Task prompt
From the entries below, copy every line where the string "recipient" appears.

Extracted records
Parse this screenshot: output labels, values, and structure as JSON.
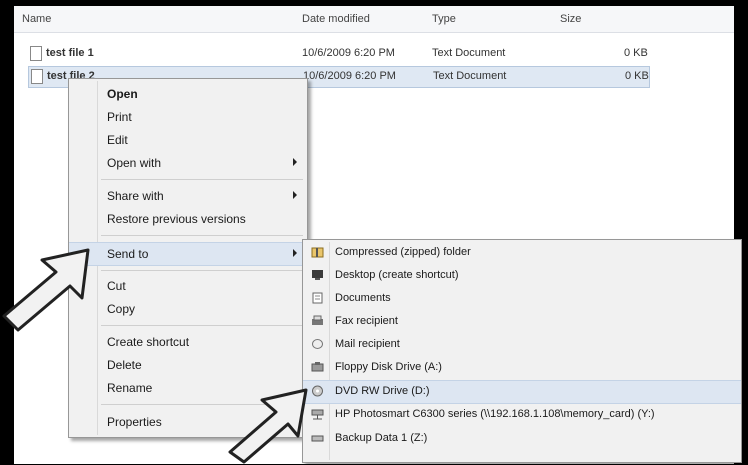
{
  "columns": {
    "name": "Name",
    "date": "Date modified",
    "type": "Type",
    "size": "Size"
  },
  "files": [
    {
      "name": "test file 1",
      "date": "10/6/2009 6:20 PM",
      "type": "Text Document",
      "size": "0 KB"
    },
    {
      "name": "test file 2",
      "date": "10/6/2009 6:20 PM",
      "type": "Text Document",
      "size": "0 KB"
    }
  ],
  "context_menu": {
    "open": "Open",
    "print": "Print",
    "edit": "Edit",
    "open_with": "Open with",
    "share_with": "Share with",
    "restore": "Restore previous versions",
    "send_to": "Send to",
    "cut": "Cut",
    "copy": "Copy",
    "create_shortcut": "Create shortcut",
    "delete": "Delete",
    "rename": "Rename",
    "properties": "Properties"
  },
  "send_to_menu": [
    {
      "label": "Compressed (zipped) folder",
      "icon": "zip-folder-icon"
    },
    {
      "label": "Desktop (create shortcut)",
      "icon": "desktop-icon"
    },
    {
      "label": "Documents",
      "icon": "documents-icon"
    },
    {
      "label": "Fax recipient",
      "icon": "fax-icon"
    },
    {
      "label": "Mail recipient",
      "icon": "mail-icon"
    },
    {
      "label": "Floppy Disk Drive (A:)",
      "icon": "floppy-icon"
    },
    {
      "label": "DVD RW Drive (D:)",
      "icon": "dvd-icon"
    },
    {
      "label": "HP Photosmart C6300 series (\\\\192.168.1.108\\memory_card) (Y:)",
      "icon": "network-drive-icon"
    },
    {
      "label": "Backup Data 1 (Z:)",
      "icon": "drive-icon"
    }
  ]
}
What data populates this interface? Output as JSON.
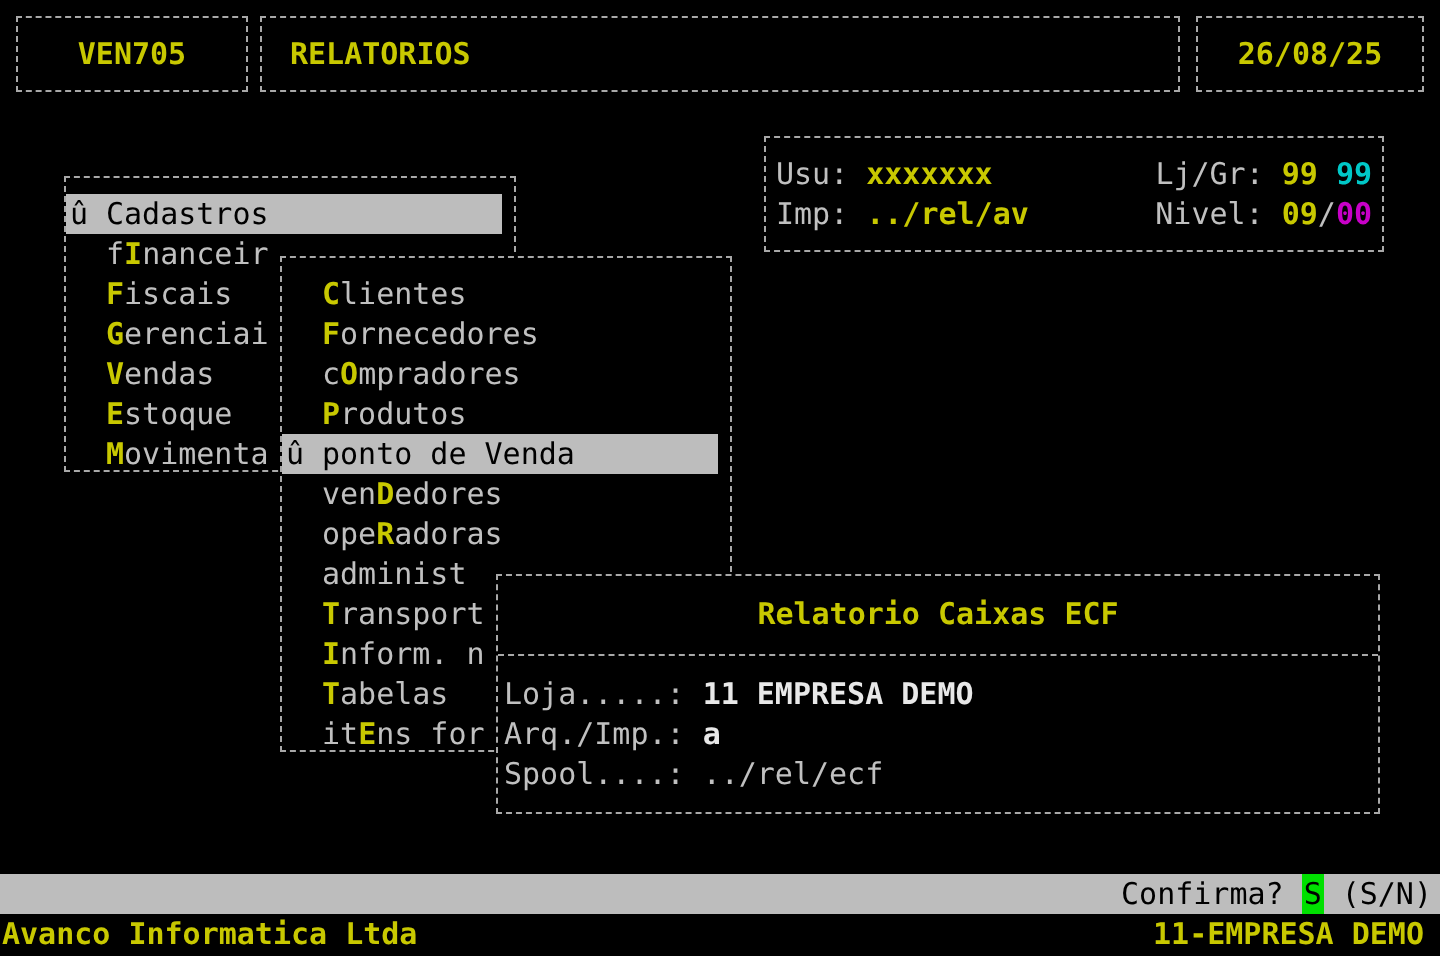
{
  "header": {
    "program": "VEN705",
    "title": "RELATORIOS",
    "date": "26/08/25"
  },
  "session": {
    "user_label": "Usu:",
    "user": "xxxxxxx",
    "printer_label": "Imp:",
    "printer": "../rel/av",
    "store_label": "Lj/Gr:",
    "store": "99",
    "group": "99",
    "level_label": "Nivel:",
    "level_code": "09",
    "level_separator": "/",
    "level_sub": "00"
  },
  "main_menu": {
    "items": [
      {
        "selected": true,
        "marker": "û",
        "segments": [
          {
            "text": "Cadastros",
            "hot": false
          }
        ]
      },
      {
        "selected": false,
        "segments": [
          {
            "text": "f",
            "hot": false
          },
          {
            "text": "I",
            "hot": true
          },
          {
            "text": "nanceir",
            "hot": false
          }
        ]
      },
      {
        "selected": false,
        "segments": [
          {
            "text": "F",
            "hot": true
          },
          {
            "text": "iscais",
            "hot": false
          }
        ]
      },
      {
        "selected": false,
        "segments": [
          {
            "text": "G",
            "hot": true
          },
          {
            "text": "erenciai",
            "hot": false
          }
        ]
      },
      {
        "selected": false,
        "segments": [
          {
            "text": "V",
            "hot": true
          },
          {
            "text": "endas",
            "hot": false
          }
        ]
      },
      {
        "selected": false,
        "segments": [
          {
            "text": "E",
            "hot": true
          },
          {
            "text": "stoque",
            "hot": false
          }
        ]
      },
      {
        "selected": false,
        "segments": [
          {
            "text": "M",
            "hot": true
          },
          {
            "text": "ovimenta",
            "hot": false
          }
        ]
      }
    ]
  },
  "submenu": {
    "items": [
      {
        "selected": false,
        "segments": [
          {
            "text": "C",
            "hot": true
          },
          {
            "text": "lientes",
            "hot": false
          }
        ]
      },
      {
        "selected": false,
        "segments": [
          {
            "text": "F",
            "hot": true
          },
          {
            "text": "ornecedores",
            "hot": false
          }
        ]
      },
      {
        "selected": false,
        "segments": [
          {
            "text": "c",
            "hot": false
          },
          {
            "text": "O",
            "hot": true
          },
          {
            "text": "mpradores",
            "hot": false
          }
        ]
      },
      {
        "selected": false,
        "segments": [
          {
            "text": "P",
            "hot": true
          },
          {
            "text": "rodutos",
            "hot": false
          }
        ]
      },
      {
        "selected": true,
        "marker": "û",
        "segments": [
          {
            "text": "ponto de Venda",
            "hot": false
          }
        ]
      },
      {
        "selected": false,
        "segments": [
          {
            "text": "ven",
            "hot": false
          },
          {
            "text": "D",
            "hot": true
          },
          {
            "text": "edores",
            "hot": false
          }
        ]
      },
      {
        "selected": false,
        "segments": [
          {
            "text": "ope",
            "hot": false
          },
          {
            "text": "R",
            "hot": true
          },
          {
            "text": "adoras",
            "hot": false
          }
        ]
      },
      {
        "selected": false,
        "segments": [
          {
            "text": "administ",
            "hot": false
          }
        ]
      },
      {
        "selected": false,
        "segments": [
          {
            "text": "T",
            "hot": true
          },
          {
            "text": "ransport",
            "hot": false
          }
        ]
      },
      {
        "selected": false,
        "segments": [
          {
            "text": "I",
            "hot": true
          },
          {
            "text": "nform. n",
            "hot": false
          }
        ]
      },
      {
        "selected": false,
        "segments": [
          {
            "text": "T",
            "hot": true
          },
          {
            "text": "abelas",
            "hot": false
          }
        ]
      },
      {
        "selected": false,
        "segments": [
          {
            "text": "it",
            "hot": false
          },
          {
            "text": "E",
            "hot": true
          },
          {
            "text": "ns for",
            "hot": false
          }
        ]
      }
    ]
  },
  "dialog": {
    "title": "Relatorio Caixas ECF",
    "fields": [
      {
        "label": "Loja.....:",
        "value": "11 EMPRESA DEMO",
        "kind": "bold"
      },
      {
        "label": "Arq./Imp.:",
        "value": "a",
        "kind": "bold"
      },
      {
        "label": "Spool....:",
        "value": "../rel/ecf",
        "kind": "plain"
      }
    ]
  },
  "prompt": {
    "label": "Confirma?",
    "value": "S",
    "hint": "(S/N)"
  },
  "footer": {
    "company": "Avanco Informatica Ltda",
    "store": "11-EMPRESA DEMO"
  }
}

Exercise response
      "label": "Fax recipient",
      "label": "Mail recipient",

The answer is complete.